EXERCISE REQUIREMENTS
Can you give all the records again without altering a single character?

Stored data
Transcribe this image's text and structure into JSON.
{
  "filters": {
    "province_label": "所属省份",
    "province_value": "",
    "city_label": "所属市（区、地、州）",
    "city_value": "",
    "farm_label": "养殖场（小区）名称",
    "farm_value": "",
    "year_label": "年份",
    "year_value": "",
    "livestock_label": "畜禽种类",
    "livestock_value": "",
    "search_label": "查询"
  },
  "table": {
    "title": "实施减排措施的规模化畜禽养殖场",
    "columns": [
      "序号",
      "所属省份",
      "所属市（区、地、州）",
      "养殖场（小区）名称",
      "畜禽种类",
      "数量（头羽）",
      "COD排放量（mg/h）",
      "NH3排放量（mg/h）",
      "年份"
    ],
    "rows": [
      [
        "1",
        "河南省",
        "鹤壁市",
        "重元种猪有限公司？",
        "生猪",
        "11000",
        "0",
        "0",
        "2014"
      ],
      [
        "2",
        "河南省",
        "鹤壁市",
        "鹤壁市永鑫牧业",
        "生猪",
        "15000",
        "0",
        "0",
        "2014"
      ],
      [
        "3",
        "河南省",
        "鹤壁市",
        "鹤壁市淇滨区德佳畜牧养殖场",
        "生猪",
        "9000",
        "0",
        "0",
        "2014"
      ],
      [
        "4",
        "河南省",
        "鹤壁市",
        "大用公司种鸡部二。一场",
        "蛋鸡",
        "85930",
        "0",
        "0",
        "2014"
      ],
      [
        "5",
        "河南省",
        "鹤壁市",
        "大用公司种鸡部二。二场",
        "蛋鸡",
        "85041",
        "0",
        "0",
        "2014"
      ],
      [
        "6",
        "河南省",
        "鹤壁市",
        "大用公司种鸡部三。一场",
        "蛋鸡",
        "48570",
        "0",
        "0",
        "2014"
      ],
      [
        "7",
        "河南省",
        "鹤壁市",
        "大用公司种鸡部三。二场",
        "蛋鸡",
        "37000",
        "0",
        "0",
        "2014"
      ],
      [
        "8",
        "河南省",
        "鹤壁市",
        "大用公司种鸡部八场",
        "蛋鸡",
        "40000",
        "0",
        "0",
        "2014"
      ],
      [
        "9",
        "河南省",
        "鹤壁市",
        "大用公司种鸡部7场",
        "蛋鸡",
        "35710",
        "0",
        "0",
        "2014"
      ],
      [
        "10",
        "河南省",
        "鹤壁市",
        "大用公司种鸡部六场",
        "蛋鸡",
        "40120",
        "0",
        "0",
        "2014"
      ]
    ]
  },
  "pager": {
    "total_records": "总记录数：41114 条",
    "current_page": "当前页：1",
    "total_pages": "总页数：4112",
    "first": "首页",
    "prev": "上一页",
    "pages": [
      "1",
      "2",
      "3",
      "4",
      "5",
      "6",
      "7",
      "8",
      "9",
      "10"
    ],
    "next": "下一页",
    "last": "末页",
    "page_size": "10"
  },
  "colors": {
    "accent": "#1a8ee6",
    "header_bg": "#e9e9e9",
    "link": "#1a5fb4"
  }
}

FULL RESPONSE
Transcribe this image's text and structure into JSON.
{
  "filters": {
    "province_label": "所属省份",
    "province_value": "",
    "city_label": "所属市（区、地、州）",
    "city_value": "",
    "farm_label": "养殖场（小区）名称",
    "farm_value": "",
    "year_label": "年份",
    "year_value": "",
    "livestock_label": "畜禽种类",
    "livestock_value": "",
    "search_label": "查询"
  },
  "table": {
    "title": "实施减排措施的规模化畜禽养殖场",
    "columns": [
      "序号",
      "所属省份",
      "所属市（区、地、州）",
      "养殖场（小区）名称",
      "畜禽种类",
      "数量（头羽）",
      "COD排放量（mg/h）",
      "NH3排放量（mg/h）",
      "年份"
    ],
    "rows": [
      [
        "1",
        "河南省",
        "鹤壁市",
        "重元种猪有限公司？",
        "生猪",
        "11000",
        "0",
        "0",
        "2014"
      ],
      [
        "2",
        "河南省",
        "鹤壁市",
        "鹤壁市永鑫牧业",
        "生猪",
        "15000",
        "0",
        "0",
        "2014"
      ],
      [
        "3",
        "河南省",
        "鹤壁市",
        "鹤壁市淇滨区德佳畜牧养殖场",
        "生猪",
        "9000",
        "0",
        "0",
        "2014"
      ],
      [
        "4",
        "河南省",
        "鹤壁市",
        "大用公司种鸡部二。一场",
        "蛋鸡",
        "85930",
        "0",
        "0",
        "2014"
      ],
      [
        "5",
        "河南省",
        "鹤壁市",
        "大用公司种鸡部二。二场",
        "蛋鸡",
        "85041",
        "0",
        "0",
        "2014"
      ],
      [
        "6",
        "河南省",
        "鹤壁市",
        "大用公司种鸡部三。一场",
        "蛋鸡",
        "48570",
        "0",
        "0",
        "2014"
      ],
      [
        "7",
        "河南省",
        "鹤壁市",
        "大用公司种鸡部三。二场",
        "蛋鸡",
        "37000",
        "0",
        "0",
        "2014"
      ],
      [
        "8",
        "河南省",
        "鹤壁市",
        "大用公司种鸡部八场",
        "蛋鸡",
        "40000",
        "0",
        "0",
        "2014"
      ],
      [
        "9",
        "河南省",
        "鹤壁市",
        "大用公司种鸡部7场",
        "蛋鸡",
        "35710",
        "0",
        "0",
        "2014"
      ],
      [
        "10",
        "河南省",
        "鹤壁市",
        "大用公司种鸡部六场",
        "蛋鸡",
        "40120",
        "0",
        "0",
        "2014"
      ]
    ]
  },
  "pager": {
    "total_records": "总记录数：41114 条",
    "current_page": "当前页：1",
    "total_pages": "总页数：4112",
    "first": "首页",
    "prev": "上一页",
    "pages": [
      "1",
      "2",
      "3",
      "4",
      "5",
      "6",
      "7",
      "8",
      "9",
      "10"
    ],
    "next": "下一页",
    "last": "末页",
    "page_size": "10"
  },
  "colors": {
    "accent": "#1a8ee6",
    "header_bg": "#e9e9e9",
    "link": "#1a5fb4"
  }
}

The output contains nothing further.